What the task requires: Could you extract every entry below and reproduce it exactly?

Stored records:
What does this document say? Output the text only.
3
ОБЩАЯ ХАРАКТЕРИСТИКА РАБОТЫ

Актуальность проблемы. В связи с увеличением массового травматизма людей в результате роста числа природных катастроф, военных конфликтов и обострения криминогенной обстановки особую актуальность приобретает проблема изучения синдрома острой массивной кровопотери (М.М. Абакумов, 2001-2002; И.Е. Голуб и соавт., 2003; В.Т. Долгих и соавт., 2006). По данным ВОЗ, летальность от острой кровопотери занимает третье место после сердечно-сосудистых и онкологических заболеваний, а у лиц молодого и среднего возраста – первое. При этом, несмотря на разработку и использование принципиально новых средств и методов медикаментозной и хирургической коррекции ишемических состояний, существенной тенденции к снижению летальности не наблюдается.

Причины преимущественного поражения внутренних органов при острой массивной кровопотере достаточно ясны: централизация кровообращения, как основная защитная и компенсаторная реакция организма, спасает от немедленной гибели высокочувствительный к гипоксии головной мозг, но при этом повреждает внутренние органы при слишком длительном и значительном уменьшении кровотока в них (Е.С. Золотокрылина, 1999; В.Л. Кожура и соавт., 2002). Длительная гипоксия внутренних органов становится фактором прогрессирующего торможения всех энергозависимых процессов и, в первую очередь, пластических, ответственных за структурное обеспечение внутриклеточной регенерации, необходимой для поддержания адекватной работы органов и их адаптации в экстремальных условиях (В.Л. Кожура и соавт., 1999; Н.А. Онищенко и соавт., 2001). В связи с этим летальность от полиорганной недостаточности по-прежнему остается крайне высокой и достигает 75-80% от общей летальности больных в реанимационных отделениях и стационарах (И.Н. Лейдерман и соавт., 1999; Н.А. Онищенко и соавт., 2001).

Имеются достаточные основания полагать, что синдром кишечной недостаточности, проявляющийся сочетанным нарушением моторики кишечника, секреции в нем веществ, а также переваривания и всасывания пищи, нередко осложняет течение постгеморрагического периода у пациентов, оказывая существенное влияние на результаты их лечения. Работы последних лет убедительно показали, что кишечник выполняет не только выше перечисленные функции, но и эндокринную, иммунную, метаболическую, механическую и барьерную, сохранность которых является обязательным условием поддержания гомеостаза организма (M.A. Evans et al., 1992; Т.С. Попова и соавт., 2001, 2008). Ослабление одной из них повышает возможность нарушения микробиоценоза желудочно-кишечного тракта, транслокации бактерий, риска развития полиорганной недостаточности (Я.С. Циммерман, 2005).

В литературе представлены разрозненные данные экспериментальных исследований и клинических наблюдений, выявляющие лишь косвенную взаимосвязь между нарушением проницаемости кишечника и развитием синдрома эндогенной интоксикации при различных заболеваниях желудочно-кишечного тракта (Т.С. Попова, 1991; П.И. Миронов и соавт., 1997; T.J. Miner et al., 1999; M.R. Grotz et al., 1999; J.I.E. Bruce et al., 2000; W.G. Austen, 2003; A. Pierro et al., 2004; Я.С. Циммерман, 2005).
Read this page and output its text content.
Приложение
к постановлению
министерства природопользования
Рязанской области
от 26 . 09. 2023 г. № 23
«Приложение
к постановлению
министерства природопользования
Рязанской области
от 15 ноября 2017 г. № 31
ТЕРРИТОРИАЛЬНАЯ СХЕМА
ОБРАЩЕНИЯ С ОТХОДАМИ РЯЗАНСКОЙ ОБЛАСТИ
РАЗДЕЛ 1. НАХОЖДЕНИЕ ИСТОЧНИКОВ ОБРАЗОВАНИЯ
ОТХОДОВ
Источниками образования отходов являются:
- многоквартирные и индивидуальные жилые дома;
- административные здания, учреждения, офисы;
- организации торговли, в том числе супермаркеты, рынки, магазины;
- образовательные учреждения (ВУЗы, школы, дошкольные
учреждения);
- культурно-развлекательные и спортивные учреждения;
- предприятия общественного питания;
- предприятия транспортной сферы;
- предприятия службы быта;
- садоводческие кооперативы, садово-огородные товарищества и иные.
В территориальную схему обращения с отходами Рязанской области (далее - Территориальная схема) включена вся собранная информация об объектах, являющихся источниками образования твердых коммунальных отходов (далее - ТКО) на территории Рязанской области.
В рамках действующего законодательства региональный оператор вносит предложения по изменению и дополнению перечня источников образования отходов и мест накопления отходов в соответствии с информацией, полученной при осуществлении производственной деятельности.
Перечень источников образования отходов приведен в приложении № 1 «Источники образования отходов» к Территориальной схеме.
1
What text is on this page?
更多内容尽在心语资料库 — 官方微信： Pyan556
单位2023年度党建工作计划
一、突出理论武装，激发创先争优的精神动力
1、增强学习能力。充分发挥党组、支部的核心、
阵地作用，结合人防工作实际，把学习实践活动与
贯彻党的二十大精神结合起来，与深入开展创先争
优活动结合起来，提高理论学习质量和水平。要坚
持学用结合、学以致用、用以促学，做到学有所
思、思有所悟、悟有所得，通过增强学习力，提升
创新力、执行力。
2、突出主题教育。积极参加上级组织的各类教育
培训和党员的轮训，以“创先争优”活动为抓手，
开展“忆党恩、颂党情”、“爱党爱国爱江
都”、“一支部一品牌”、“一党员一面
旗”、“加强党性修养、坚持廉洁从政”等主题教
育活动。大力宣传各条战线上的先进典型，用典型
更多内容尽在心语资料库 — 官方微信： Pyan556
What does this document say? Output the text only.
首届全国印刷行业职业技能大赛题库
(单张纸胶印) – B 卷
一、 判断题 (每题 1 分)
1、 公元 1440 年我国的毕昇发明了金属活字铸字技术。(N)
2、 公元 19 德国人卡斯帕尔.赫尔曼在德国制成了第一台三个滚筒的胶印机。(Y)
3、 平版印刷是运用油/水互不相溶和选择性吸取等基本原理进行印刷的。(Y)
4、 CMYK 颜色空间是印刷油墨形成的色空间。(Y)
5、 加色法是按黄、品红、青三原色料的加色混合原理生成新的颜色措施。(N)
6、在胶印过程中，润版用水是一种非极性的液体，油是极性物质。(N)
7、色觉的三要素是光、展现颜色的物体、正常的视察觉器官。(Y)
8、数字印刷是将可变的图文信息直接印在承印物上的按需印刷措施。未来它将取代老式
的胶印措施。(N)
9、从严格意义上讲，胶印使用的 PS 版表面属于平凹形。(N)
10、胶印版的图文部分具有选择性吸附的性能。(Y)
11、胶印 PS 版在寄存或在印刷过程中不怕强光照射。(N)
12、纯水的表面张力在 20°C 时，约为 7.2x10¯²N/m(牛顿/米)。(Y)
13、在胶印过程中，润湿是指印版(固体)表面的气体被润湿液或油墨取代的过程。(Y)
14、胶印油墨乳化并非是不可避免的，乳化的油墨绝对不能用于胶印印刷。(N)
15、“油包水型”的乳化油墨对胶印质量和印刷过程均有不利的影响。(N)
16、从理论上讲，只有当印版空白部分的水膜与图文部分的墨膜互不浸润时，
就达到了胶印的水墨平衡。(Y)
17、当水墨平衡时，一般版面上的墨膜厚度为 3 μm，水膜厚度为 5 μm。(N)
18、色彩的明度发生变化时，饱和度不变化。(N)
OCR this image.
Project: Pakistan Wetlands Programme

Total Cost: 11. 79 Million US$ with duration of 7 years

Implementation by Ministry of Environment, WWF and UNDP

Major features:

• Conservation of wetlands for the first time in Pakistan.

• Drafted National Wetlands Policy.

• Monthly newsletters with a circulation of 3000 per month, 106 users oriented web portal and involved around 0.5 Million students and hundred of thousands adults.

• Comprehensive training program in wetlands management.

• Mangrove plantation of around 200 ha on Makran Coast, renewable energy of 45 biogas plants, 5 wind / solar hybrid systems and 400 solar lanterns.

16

Solution to the problem:
What does this document say? Output the text only.
3
ОБЩАЯ ХАРАКТЕРИСТИКА РАБОТЫ

Актуальность проблемы. В связи с увеличением массового травматизма людей в результате роста числа природных катастроф, военных конфликтов и обострения криминогенной обстановки особую актуальность приобретает проблема изучения синдрома острой массивной кровопотери (М.М. Абакумов, 2001-2002; И.Е. Голуб и соавт., 2003; В.Т. Долгих и соавт., 2006). По данным ВОЗ, летальность от острой кровопотери занимает третье место после сердечно-сосудистых и онкологических заболеваний, а у лиц молодого и среднего возраста – первое. При этом, несмотря на разработку и использование принципиально новых средств и методов медикаментозной и хирургической коррекции ишемических состояний, существенной тенденции к снижению летальности не наблюдается.

Причины преимущественного поражения внутренних органов при острой массивной кровопотере достаточно ясны: централизация кровообращения, как основная защитная и компенсаторная реакция организма, спасает от немедленной гибели высокочувствительный к гипоксии головной мозг, но при этом повреждает внутренние органы при слишком длительном и значительном уменьшении кровотока в них (Е.С. Золотокрылина, 1999; В.Л. Кожура и соавт., 2002). Длительная гипоксия внутренних органов становится фактором прогрессирующего торможения всех энергозависимых процессов и, в первую очередь, пластических, ответственных за структурное обеспечение внутриклеточной регенерации, необходимой для поддержания адекватной работы органов и их адаптации в экстремальных условиях (В.Л. Кожура и соавт., 1999; Н.А. Онищенко и соавт., 2001). В связи с этим летальность от полиорганной недостаточности по-прежнему остается крайне высокой и достигает 75-80% от общей летальности больных в реанимационных отделениях и стационарах (И.Н. Лейдерман и соавт., 1999; Н.А. Онищенко и соавт., 2001).

Имеются достаточные основания полагать, что синдром кишечной недостаточности, проявляющийся сочетанным нарушением моторики кишечника, секреции в нем веществ, а также переваривания и всасывания пищи, нередко осложняет течение постгеморрагического периода у пациентов, оказывая существенное влияние на результаты их лечения. Работы последних лет убедительно показали, что кишечник выполняет не только выше перечисленные функции, но и эндокринную, иммунную, метаболическую, механическую и барьерную, сохранность которых является обязательным условием поддержания гомеостаза организма (M.A. Evans et al., 1992; Т.С. Попова и соавт., 2001, 2008). Ослабление одной из них повышает возможность нарушения микробиоценоза желудочно-кишечного тракта, транслокации бактерий, риска развития полиорганной недостаточности (Я.С. Циммерман, 2005).

В литературе представлены разрозненные данные экспериментальных исследований и клинических наблюдений, выявляющие лишь косвенную взаимосвязь между нарушением проницаемости кишечника и развитием синдрома эндогенной интоксикации при различных заболеваниях желудочно-кишечного тракта (Т.С. Попова, 1991; П.И. Миронов и соавт., 1997; T.J. Miner et al., 1999; M.R. Grotz et al., 1999; J.I.E. Bruce et al., 2000; W.G. Austen, 2003; A. Pierro et al., 2004; Я.С. Циммерман, 2005).
Read this page and output its text content.
Приложение
к постановлению
министерства природопользования
Рязанской области
от 26 . 09. 2023 г. № 23
«Приложение
к постановлению
министерства природопользования
Рязанской области
от 15 ноября 2017 г. № 31
ТЕРРИТОРИАЛЬНАЯ СХЕМА
ОБРАЩЕНИЯ С ОТХОДАМИ РЯЗАНСКОЙ ОБЛАСТИ
РАЗДЕЛ 1. НАХОЖДЕНИЕ ИСТОЧНИКОВ ОБРАЗОВАНИЯ
ОТХОДОВ
Источниками образования отходов являются:
- многоквартирные и индивидуальные жилые дома;
- административные здания, учреждения, офисы;
- организации торговли, в том числе супермаркеты, рынки, магазины;
- образовательные учреждения (ВУЗы, школы, дошкольные
учреждения);
- культурно-развлекательные и спортивные учреждения;
- предприятия общественного питания;
- предприятия транспортной сферы;
- предприятия службы быта;
- садоводческие кооперативы, садово-огородные товарищества и иные.
В территориальную схему обращения с отходами Рязанской области (далее - Территориальная схема) включена вся собранная информация об объектах, являющихся источниками образования твердых коммунальных отходов (далее - ТКО) на территории Рязанской области.
В рамках действующего законодательства региональный оператор вносит предложения по изменению и дополнению перечня источников образования отходов и мест накопления отходов в соответствии с информацией, полученной при осуществлении производственной деятельности.
Перечень источников образования отходов приведен в приложении № 1 «Источники образования отходов» к Территориальной схеме.
1
What text is on this page?
更多内容尽在心语资料库 — 官方微信： Pyan556
单位2023年度党建工作计划
一、突出理论武装，激发创先争优的精神动力
1、增强学习能力。充分发挥党组、支部的核心、
阵地作用，结合人防工作实际，把学习实践活动与
贯彻党的二十大精神结合起来，与深入开展创先争
优活动结合起来，提高理论学习质量和水平。要坚
持学用结合、学以致用、用以促学，做到学有所
思、思有所悟、悟有所得，通过增强学习力，提升
创新力、执行力。
2、突出主题教育。积极参加上级组织的各类教育
培训和党员的轮训，以“创先争优”活动为抓手，
开展“忆党恩、颂党情”、“爱党爱国爱江
都”、“一支部一品牌”、“一党员一面
旗”、“加强党性修养、坚持廉洁从政”等主题教
育活动。大力宣传各条战线上的先进典型，用典型
更多内容尽在心语资料库 — 官方微信： Pyan556
What does this document say? Output the text only.
首届全国印刷行业职业技能大赛题库
(单张纸胶印) – B 卷
一、 判断题 (每题 1 分)
1、 公元 1440 年我国的毕昇发明了金属活字铸字技术。(N)
2、 公元 19 德国人卡斯帕尔.赫尔曼在德国制成了第一台三个滚筒的胶印机。(Y)
3、 平版印刷是运用油/水互不相溶和选择性吸取等基本原理进行印刷的。(Y)
4、 CMYK 颜色空间是印刷油墨形成的色空间。(Y)
5、 加色法是按黄、品红、青三原色料的加色混合原理生成新的颜色措施。(N)
6、在胶印过程中，润版用水是一种非极性的液体，油是极性物质。(N)
7、色觉的三要素是光、展现颜色的物体、正常的视察觉器官。(Y)
8、数字印刷是将可变的图文信息直接印在承印物上的按需印刷措施。未来它将取代老式
的胶印措施。(N)
9、从严格意义上讲，胶印使用的 PS 版表面属于平凹形。(N)
10、胶印版的图文部分具有选择性吸附的性能。(Y)
11、胶印 PS 版在寄存或在印刷过程中不怕强光照射。(N)
12、纯水的表面张力在 20°C 时，约为 7.2x10¯²N/m(牛顿/米)。(Y)
13、在胶印过程中，润湿是指印版(固体)表面的气体被润湿液或油墨取代的过程。(Y)
14、胶印油墨乳化并非是不可避免的，乳化的油墨绝对不能用于胶印印刷。(N)
15、“油包水型”的乳化油墨对胶印质量和印刷过程均有不利的影响。(N)
16、从理论上讲，只有当印版空白部分的水膜与图文部分的墨膜互不浸润时，
就达到了胶印的水墨平衡。(Y)
17、当水墨平衡时，一般版面上的墨膜厚度为 3 μm，水膜厚度为 5 μm。(N)
18、色彩的明度发生变化时，饱和度不变化。(N)
OCR this image.
Project: Pakistan Wetlands Programme

Total Cost: 11. 79 Million US$ with duration of 7 years

Implementation by Ministry of Environment, WWF and UNDP

Major features:

• Conservation of wetlands for the first time in Pakistan.

• Drafted National Wetlands Policy.

• Monthly newsletters with a circulation of 3000 per month, 106 users oriented web portal and involved around 0.5 Million students and hundred of thousands adults.

• Comprehensive training program in wetlands management.

• Mangrove plantation of around 200 ha on Makran Coast, renewable energy of 45 biogas plants, 5 wind / solar hybrid systems and 400 solar lanterns.

16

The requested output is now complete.